Brief:
Reproduce the whole listing, character for character.

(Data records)
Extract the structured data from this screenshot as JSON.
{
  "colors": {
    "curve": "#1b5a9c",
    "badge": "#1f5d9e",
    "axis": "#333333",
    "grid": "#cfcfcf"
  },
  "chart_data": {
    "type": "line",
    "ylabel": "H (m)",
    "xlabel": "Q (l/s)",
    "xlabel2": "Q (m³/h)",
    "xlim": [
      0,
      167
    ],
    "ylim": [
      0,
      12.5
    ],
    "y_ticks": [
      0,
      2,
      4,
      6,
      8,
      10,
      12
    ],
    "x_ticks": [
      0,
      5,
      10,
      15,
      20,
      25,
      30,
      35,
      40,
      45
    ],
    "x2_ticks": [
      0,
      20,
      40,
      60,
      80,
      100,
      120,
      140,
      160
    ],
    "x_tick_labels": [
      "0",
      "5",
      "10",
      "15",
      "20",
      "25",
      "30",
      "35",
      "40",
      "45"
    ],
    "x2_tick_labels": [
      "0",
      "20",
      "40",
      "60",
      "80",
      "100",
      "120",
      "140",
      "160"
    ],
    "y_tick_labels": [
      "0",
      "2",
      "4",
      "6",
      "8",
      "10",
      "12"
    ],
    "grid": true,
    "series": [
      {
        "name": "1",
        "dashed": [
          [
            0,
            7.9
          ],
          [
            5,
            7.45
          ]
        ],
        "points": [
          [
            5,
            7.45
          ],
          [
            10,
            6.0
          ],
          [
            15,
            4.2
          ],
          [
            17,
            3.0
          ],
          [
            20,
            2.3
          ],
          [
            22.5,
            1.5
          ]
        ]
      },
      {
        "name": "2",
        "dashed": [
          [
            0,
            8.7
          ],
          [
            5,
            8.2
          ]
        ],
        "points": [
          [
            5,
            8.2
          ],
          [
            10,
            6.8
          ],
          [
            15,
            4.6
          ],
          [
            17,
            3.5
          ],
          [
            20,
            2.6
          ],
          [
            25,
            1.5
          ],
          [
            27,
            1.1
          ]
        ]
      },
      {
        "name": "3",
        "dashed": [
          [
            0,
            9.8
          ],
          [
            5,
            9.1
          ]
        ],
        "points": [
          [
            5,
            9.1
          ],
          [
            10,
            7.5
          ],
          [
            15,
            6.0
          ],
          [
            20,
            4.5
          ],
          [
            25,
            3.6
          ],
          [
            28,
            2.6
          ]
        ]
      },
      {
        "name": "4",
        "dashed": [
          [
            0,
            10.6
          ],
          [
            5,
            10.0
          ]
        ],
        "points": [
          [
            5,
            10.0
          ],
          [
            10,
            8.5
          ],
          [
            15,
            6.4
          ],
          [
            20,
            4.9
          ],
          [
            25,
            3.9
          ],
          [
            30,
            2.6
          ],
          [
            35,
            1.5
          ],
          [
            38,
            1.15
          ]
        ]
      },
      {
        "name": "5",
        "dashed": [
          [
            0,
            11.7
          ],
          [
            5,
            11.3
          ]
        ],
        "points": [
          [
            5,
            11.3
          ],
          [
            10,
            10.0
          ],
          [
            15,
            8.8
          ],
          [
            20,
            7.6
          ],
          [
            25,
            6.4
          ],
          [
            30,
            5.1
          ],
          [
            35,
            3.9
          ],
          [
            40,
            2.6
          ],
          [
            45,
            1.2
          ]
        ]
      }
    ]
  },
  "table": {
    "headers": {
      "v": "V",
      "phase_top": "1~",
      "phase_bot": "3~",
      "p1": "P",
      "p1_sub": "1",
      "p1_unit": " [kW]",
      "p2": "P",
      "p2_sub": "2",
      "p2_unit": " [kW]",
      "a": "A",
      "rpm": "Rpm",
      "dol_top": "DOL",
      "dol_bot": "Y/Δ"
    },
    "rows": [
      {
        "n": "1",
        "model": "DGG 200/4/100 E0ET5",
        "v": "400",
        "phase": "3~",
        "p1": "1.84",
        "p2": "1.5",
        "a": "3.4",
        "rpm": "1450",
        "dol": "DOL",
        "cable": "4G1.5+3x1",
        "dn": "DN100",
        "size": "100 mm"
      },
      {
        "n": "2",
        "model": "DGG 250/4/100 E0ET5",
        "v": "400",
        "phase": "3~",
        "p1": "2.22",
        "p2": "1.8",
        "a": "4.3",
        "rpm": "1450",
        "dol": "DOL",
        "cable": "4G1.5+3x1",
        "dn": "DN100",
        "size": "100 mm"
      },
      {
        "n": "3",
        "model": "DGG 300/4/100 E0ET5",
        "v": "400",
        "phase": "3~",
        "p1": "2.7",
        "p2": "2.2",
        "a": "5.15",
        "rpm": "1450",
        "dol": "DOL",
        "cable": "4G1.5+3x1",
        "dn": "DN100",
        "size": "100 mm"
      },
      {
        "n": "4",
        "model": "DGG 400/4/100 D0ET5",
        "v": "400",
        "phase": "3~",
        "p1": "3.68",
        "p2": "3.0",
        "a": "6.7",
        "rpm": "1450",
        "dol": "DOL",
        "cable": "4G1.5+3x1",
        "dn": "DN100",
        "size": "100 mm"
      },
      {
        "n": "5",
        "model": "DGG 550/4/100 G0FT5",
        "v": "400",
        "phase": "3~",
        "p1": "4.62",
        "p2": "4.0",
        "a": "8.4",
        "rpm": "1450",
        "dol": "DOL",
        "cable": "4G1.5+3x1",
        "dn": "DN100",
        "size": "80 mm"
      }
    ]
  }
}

Answer:
Extract the structured data from this screenshot as JSON.
{
  "colors": {
    "curve": "#1b5a9c",
    "badge": "#1f5d9e",
    "axis": "#333333",
    "grid": "#cfcfcf"
  },
  "chart_data": {
    "type": "line",
    "ylabel": "H (m)",
    "xlabel": "Q (l/s)",
    "xlabel2": "Q (m³/h)",
    "xlim": [
      0,
      167
    ],
    "ylim": [
      0,
      12.5
    ],
    "y_ticks": [
      0,
      2,
      4,
      6,
      8,
      10,
      12
    ],
    "x_ticks": [
      0,
      5,
      10,
      15,
      20,
      25,
      30,
      35,
      40,
      45
    ],
    "x2_ticks": [
      0,
      20,
      40,
      60,
      80,
      100,
      120,
      140,
      160
    ],
    "x_tick_labels": [
      "0",
      "5",
      "10",
      "15",
      "20",
      "25",
      "30",
      "35",
      "40",
      "45"
    ],
    "x2_tick_labels": [
      "0",
      "20",
      "40",
      "60",
      "80",
      "100",
      "120",
      "140",
      "160"
    ],
    "y_tick_labels": [
      "0",
      "2",
      "4",
      "6",
      "8",
      "10",
      "12"
    ],
    "grid": true,
    "series": [
      {
        "name": "1",
        "dashed": [
          [
            0,
            7.9
          ],
          [
            5,
            7.45
          ]
        ],
        "points": [
          [
            5,
            7.45
          ],
          [
            10,
            6.0
          ],
          [
            15,
            4.2
          ],
          [
            17,
            3.0
          ],
          [
            20,
            2.3
          ],
          [
            22.5,
            1.5
          ]
        ]
      },
      {
        "name": "2",
        "dashed": [
          [
            0,
            8.7
          ],
          [
            5,
            8.2
          ]
        ],
        "points": [
          [
            5,
            8.2
          ],
          [
            10,
            6.8
          ],
          [
            15,
            4.6
          ],
          [
            17,
            3.5
          ],
          [
            20,
            2.6
          ],
          [
            25,
            1.5
          ],
          [
            27,
            1.1
          ]
        ]
      },
      {
        "name": "3",
        "dashed": [
          [
            0,
            9.8
          ],
          [
            5,
            9.1
          ]
        ],
        "points": [
          [
            5,
            9.1
          ],
          [
            10,
            7.5
          ],
          [
            15,
            6.0
          ],
          [
            20,
            4.5
          ],
          [
            25,
            3.6
          ],
          [
            28,
            2.6
          ]
        ]
      },
      {
        "name": "4",
        "dashed": [
          [
            0,
            10.6
          ],
          [
            5,
            10.0
          ]
        ],
        "points": [
          [
            5,
            10.0
          ],
          [
            10,
            8.5
          ],
          [
            15,
            6.4
          ],
          [
            20,
            4.9
          ],
          [
            25,
            3.9
          ],
          [
            30,
            2.6
          ],
          [
            35,
            1.5
          ],
          [
            38,
            1.15
          ]
        ]
      },
      {
        "name": "5",
        "dashed": [
          [
            0,
            11.7
          ],
          [
            5,
            11.3
          ]
        ],
        "points": [
          [
            5,
            11.3
          ],
          [
            10,
            10.0
          ],
          [
            15,
            8.8
          ],
          [
            20,
            7.6
          ],
          [
            25,
            6.4
          ],
          [
            30,
            5.1
          ],
          [
            35,
            3.9
          ],
          [
            40,
            2.6
          ],
          [
            45,
            1.2
          ]
        ]
      }
    ]
  },
  "table": {
    "headers": {
      "v": "V",
      "phase_top": "1~",
      "phase_bot": "3~",
      "p1": "P",
      "p1_sub": "1",
      "p1_unit": " [kW]",
      "p2": "P",
      "p2_sub": "2",
      "p2_unit": " [kW]",
      "a": "A",
      "rpm": "Rpm",
      "dol_top": "DOL",
      "dol_bot": "Y/Δ"
    },
    "rows": [
      {
        "n": "1",
        "model": "DGG 200/4/100 E0ET5",
        "v": "400",
        "phase": "3~",
        "p1": "1.84",
        "p2": "1.5",
        "a": "3.4",
        "rpm": "1450",
        "dol": "DOL",
        "cable": "4G1.5+3x1",
        "dn": "DN100",
        "size": "100 mm"
      },
      {
        "n": "2",
        "model": "DGG 250/4/100 E0ET5",
        "v": "400",
        "phase": "3~",
        "p1": "2.22",
        "p2": "1.8",
        "a": "4.3",
        "rpm": "1450",
        "dol": "DOL",
        "cable": "4G1.5+3x1",
        "dn": "DN100",
        "size": "100 mm"
      },
      {
        "n": "3",
        "model": "DGG 300/4/100 E0ET5",
        "v": "400",
        "phase": "3~",
        "p1": "2.7",
        "p2": "2.2",
        "a": "5.15",
        "rpm": "1450",
        "dol": "DOL",
        "cable": "4G1.5+3x1",
        "dn": "DN100",
        "size": "100 mm"
      },
      {
        "n": "4",
        "model": "DGG 400/4/100 D0ET5",
        "v": "400",
        "phase": "3~",
        "p1": "3.68",
        "p2": "3.0",
        "a": "6.7",
        "rpm": "1450",
        "dol": "DOL",
        "cable": "4G1.5+3x1",
        "dn": "DN100",
        "size": "100 mm"
      },
      {
        "n": "5",
        "model": "DGG 550/4/100 G0FT5",
        "v": "400",
        "phase": "3~",
        "p1": "4.62",
        "p2": "4.0",
        "a": "8.4",
        "rpm": "1450",
        "dol": "DOL",
        "cable": "4G1.5+3x1",
        "dn": "DN100",
        "size": "80 mm"
      }
    ]
  }
}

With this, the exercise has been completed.